++++ PROVIDED DATA ++++

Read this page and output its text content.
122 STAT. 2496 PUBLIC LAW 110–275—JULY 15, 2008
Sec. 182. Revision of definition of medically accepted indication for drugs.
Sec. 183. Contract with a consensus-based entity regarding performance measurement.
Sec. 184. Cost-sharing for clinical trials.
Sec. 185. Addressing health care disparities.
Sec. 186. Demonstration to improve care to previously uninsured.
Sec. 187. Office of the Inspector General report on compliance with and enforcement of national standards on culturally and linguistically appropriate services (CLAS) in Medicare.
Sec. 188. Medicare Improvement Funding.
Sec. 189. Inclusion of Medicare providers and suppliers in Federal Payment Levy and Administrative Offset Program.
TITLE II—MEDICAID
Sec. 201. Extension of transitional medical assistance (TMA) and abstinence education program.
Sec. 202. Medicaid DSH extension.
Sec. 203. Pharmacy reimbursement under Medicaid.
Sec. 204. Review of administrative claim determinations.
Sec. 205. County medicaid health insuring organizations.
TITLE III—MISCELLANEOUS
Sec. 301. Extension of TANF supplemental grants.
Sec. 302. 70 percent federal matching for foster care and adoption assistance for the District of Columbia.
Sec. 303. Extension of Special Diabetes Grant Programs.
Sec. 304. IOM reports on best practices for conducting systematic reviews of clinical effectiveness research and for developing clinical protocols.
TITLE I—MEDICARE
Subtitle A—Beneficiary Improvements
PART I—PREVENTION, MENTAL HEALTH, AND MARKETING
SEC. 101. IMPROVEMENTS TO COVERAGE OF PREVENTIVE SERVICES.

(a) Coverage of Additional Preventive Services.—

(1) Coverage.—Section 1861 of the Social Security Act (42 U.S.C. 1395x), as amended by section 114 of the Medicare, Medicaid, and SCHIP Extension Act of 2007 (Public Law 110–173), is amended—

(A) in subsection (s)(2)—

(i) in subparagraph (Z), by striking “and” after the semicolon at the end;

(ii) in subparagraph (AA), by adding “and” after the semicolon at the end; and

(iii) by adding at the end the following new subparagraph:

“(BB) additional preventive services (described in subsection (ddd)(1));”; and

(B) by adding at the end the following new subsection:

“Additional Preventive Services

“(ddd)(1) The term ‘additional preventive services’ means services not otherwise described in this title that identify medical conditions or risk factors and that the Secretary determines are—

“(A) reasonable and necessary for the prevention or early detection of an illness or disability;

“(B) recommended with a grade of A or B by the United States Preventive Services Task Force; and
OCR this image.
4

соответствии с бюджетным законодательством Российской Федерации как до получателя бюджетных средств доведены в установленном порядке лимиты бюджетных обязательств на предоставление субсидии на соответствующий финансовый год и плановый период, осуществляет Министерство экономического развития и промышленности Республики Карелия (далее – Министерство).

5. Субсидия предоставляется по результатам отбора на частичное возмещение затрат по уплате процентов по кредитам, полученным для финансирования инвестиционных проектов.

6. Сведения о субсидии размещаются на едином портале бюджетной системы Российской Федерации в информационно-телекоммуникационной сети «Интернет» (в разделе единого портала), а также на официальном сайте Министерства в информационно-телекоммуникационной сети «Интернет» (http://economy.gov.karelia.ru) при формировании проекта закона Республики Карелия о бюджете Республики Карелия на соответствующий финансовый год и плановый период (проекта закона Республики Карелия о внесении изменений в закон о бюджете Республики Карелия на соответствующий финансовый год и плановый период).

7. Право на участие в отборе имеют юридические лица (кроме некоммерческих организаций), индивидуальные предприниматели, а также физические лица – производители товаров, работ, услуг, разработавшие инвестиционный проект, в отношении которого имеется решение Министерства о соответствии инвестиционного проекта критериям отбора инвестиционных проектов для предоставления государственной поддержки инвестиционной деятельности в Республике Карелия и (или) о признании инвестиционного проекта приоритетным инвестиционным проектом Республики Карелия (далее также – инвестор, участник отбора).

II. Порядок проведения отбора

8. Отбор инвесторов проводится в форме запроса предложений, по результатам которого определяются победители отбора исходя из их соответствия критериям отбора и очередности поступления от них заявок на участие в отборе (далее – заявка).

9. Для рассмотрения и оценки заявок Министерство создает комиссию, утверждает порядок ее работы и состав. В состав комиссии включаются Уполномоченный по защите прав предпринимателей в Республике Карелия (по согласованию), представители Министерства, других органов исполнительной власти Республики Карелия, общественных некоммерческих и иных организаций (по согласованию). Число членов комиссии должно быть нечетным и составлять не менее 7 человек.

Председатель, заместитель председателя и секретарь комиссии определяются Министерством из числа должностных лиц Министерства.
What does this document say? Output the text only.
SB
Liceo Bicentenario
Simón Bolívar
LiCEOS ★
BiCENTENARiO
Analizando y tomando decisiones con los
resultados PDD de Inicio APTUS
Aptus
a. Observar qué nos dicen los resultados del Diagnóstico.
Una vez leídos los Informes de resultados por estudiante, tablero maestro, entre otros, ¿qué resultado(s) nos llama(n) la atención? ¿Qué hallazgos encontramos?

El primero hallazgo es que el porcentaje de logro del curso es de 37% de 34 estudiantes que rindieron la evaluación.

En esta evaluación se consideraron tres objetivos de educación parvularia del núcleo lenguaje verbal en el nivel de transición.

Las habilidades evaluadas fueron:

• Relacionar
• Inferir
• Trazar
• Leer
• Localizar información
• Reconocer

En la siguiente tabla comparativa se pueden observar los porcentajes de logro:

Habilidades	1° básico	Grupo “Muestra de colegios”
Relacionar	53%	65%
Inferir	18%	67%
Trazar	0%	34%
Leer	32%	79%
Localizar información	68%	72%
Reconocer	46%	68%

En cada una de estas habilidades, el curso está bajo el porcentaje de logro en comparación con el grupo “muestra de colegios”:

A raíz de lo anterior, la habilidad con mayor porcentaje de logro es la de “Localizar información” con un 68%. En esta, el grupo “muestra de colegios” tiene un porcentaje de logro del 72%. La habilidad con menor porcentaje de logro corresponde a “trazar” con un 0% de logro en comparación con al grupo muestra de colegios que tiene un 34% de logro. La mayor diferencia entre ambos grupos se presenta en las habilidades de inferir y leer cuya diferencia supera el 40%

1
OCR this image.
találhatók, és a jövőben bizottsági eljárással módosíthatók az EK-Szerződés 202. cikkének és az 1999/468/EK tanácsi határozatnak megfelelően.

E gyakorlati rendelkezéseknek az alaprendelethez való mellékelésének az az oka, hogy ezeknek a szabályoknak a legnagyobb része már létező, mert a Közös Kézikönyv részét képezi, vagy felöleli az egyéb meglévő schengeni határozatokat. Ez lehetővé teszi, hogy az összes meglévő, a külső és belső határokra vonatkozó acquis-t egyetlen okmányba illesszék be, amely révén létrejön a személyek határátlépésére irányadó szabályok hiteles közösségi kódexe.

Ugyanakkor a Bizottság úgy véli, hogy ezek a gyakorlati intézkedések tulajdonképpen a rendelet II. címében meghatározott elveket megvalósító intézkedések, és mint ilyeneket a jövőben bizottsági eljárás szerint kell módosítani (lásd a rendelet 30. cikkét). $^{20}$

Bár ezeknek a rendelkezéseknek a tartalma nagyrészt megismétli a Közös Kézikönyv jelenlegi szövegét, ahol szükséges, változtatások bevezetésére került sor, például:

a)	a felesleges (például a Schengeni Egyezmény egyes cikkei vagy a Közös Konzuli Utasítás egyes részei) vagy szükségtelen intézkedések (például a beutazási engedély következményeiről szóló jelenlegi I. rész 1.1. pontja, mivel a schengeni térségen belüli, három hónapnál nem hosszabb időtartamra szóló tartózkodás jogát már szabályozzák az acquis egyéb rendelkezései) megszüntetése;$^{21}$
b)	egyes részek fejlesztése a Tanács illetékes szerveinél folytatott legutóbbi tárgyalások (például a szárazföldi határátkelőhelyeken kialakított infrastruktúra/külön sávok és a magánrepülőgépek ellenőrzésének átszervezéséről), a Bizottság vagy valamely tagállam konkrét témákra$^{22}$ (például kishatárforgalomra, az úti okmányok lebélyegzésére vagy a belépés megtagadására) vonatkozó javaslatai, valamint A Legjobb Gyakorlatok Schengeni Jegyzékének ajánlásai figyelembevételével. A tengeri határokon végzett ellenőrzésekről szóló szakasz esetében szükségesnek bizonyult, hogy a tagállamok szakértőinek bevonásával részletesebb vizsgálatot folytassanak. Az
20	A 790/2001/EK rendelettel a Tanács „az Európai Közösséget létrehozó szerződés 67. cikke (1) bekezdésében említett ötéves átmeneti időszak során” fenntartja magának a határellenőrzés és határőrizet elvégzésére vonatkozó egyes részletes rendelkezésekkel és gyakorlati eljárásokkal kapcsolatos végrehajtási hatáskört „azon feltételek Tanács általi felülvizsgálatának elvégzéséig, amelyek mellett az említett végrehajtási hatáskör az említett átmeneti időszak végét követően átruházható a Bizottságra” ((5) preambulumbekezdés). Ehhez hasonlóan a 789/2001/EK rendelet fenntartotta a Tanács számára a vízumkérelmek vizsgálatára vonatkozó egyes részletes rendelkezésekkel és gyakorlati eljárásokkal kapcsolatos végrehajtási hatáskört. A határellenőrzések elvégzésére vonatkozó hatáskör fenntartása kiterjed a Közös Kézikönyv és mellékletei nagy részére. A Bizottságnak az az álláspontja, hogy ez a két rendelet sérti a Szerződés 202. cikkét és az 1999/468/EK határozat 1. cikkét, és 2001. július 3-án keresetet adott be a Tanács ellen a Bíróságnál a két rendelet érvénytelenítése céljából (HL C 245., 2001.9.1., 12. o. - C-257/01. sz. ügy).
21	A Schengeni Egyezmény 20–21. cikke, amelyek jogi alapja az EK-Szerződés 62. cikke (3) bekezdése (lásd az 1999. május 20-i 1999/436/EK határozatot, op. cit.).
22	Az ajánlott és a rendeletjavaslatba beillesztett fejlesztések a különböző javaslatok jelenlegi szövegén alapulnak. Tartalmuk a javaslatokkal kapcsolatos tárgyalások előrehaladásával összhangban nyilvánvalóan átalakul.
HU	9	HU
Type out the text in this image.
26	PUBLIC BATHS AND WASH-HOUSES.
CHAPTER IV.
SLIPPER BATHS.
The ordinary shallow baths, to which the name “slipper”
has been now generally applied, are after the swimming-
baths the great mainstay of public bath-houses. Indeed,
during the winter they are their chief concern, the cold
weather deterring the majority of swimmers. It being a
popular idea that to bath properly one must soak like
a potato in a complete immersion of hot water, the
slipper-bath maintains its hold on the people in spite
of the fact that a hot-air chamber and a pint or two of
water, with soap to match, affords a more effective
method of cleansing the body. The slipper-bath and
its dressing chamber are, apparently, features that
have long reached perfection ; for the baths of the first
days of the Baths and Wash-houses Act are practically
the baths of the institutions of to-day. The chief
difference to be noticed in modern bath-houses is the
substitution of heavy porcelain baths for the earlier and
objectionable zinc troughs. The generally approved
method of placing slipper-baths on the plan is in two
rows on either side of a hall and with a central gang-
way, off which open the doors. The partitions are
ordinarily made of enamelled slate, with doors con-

++++

### YOUR INSTRUCTIONS
What is the number of lines above that contain the string "соответствующий"? Answer with the number alone.

### SOLVED PROBLEM
2